(Data items)
###
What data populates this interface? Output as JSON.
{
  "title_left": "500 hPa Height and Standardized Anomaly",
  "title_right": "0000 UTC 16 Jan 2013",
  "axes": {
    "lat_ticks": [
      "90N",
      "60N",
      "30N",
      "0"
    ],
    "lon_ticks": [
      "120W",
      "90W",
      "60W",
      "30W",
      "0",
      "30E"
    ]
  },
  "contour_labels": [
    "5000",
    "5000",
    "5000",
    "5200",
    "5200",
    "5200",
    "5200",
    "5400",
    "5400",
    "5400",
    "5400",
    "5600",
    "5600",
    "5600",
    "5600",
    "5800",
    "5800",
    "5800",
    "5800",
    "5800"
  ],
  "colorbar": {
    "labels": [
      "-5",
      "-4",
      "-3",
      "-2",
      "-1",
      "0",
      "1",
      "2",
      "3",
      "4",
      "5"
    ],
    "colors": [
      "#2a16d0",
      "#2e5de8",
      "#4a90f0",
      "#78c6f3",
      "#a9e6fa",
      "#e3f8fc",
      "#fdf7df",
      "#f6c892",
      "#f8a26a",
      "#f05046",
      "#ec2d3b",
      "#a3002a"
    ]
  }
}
###
Written task: Repeat the entries shown above, every one, word for word.

Reply to the exercise:
What data populates this interface? Output as JSON.
{
  "title_left": "500 hPa Height and Standardized Anomaly",
  "title_right": "0000 UTC 16 Jan 2013",
  "axes": {
    "lat_ticks": [
      "90N",
      "60N",
      "30N",
      "0"
    ],
    "lon_ticks": [
      "120W",
      "90W",
      "60W",
      "30W",
      "0",
      "30E"
    ]
  },
  "contour_labels": [
    "5000",
    "5000",
    "5000",
    "5200",
    "5200",
    "5200",
    "5200",
    "5400",
    "5400",
    "5400",
    "5400",
    "5600",
    "5600",
    "5600",
    "5600",
    "5800",
    "5800",
    "5800",
    "5800",
    "5800"
  ],
  "colorbar": {
    "labels": [
      "-5",
      "-4",
      "-3",
      "-2",
      "-1",
      "0",
      "1",
      "2",
      "3",
      "4",
      "5"
    ],
    "colors": [
      "#2a16d0",
      "#2e5de8",
      "#4a90f0",
      "#78c6f3",
      "#a9e6fa",
      "#e3f8fc",
      "#fdf7df",
      "#f6c892",
      "#f8a26a",
      "#f05046",
      "#ec2d3b",
      "#a3002a"
    ]
  }
}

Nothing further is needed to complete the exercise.